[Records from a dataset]
***

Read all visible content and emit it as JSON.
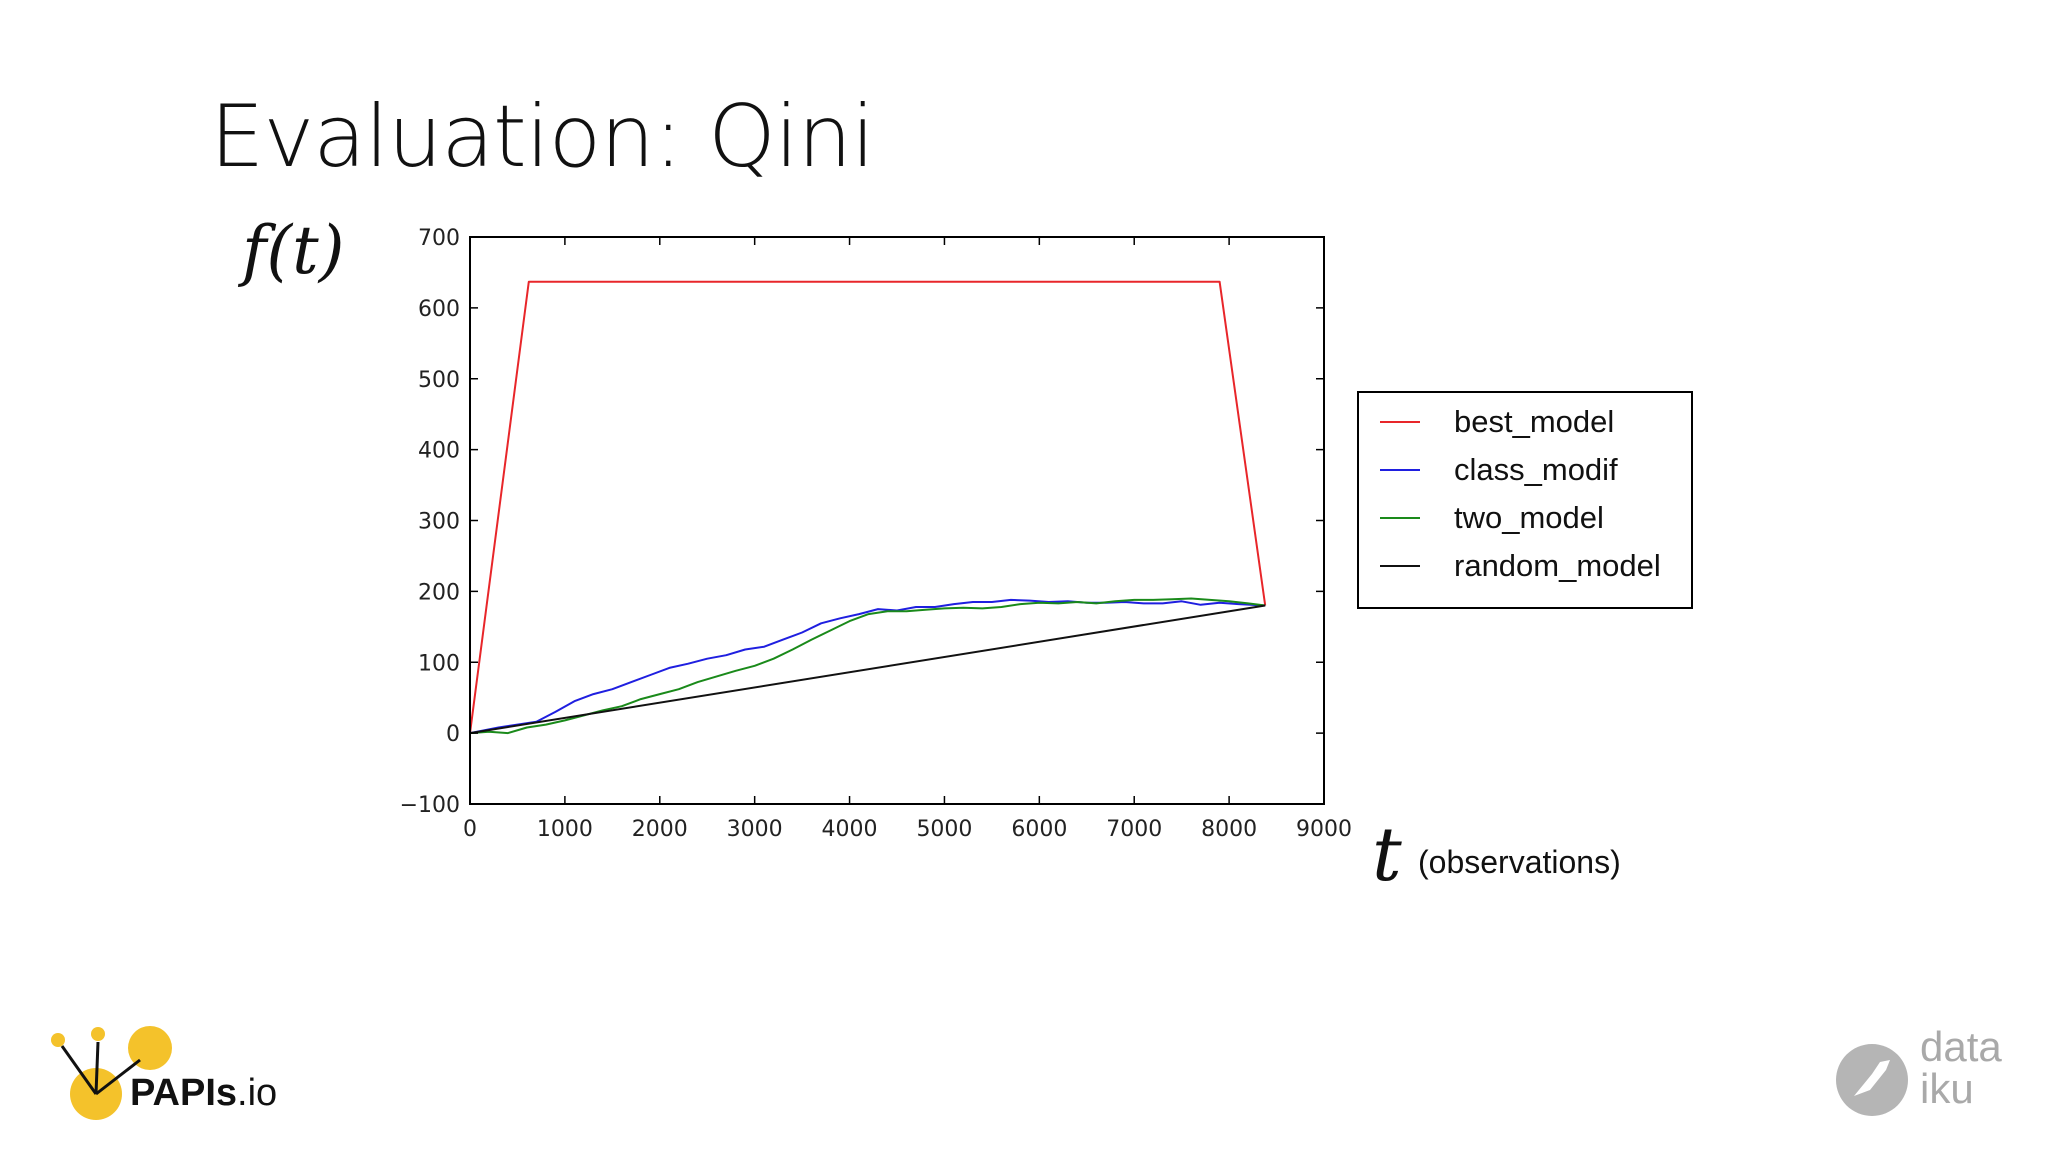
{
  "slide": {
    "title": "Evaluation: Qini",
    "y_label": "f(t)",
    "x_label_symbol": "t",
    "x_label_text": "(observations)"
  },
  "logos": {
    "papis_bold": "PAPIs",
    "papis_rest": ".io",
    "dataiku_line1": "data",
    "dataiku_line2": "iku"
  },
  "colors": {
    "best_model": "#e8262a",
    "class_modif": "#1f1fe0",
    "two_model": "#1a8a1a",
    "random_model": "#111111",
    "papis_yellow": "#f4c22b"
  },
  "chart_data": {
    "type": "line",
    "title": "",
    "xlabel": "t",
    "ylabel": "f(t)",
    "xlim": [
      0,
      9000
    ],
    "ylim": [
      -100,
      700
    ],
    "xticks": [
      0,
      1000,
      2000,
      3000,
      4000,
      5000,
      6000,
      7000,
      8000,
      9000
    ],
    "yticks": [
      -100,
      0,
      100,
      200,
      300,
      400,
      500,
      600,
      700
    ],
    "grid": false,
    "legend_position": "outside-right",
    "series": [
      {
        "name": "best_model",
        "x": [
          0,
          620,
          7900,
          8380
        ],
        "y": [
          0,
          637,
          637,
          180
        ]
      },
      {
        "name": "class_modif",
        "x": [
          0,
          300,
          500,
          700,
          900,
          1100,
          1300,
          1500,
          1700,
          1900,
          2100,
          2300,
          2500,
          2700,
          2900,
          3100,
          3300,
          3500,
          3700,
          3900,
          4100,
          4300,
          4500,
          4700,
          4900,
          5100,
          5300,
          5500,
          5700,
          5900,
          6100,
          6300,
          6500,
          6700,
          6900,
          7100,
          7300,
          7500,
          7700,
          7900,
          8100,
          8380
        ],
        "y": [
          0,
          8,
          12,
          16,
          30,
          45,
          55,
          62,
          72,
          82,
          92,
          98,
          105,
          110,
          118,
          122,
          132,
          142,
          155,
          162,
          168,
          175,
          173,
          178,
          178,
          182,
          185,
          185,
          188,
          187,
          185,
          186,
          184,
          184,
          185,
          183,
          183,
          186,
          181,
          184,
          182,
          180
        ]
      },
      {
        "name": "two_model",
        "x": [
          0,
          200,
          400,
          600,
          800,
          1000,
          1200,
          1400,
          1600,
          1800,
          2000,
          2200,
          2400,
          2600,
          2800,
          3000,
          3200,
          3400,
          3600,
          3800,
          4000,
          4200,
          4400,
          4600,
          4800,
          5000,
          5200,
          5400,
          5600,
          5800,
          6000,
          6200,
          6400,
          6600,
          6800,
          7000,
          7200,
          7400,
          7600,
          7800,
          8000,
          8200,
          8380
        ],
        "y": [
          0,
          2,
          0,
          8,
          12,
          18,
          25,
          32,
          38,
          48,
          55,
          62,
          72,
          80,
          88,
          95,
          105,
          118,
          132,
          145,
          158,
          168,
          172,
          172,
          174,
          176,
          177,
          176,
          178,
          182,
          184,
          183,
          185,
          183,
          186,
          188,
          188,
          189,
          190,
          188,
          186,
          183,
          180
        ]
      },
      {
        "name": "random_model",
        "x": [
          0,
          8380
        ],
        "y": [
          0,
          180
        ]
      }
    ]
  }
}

***

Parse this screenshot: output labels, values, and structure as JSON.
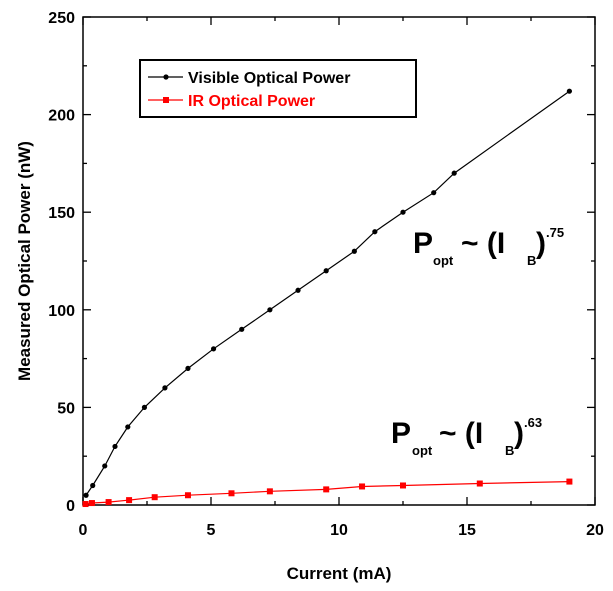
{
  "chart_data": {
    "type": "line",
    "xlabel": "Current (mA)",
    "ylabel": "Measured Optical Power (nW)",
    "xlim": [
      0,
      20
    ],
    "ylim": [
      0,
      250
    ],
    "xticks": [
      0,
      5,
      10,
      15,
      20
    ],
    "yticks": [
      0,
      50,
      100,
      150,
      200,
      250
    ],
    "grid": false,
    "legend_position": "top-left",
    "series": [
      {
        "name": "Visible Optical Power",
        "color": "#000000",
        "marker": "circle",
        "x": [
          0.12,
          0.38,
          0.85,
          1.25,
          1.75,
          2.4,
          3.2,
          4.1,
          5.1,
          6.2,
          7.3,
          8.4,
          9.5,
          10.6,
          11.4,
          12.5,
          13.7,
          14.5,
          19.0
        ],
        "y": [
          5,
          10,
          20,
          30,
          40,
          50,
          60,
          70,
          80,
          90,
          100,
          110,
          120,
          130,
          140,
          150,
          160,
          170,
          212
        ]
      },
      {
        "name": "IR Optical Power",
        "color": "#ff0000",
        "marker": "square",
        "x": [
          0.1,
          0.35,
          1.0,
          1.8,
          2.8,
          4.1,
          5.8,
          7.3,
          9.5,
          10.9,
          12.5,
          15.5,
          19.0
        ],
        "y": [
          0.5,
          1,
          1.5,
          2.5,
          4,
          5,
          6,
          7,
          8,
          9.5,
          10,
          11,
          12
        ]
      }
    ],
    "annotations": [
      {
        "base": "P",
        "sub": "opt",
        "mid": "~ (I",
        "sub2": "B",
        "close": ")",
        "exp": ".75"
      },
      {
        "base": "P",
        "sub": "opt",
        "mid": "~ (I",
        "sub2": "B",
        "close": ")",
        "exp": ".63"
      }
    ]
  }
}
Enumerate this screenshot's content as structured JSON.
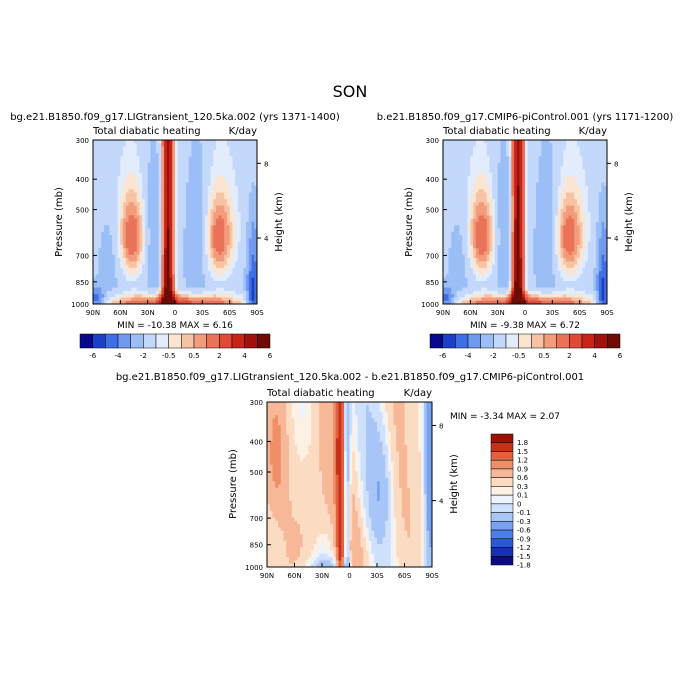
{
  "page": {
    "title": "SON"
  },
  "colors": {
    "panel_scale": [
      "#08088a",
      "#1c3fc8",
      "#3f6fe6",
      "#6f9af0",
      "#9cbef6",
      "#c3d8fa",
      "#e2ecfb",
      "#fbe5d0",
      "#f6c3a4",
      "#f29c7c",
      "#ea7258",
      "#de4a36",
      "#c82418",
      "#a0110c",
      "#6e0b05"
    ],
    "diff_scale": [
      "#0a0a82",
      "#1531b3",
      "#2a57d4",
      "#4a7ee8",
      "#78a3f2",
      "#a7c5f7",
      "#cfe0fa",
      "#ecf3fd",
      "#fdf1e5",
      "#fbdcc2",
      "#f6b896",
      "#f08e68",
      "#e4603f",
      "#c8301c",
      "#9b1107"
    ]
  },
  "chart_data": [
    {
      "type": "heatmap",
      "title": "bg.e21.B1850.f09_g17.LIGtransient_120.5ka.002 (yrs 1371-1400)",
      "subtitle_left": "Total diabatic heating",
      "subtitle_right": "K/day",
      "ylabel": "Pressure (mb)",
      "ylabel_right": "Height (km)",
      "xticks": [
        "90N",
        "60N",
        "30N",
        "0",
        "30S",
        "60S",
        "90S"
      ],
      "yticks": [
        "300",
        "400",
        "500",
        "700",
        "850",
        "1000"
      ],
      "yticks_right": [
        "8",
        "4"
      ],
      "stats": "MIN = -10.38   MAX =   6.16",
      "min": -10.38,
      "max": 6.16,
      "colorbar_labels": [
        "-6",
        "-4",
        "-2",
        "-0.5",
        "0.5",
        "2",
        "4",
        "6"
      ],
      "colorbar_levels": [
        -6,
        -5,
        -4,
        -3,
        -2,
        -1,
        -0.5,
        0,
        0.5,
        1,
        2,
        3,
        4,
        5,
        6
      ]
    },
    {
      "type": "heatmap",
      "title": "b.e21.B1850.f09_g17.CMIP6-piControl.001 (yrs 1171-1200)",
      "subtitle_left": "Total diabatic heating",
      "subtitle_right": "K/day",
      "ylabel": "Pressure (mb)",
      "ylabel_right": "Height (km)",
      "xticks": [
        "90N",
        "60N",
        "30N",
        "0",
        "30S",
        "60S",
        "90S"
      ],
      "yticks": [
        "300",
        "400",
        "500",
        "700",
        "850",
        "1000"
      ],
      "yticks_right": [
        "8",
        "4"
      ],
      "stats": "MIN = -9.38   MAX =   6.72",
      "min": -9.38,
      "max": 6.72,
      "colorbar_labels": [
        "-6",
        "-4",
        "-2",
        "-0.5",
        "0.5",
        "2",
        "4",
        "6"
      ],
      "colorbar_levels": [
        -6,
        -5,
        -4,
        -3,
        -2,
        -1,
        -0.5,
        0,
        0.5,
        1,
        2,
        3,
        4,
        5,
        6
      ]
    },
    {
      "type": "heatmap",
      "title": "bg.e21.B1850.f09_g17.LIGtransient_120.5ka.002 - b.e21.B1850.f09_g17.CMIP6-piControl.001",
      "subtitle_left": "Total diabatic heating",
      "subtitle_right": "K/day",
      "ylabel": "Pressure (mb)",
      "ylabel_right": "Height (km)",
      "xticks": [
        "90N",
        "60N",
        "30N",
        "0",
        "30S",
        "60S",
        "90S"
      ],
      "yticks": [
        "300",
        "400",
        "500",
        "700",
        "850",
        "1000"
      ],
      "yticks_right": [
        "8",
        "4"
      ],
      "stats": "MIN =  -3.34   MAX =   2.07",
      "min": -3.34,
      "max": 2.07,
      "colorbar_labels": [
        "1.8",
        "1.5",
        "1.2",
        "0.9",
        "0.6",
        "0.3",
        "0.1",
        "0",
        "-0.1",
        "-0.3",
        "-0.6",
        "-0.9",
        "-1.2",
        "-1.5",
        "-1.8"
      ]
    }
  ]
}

***

→ Short task: Go through the preceding material and copy each line that has the word "Power".

→ Result of the exercise:
    "ylabel": "Measured Optical Power (nW)",
        "name": "Visible Optical Power",
        "name": "IR Optical Power",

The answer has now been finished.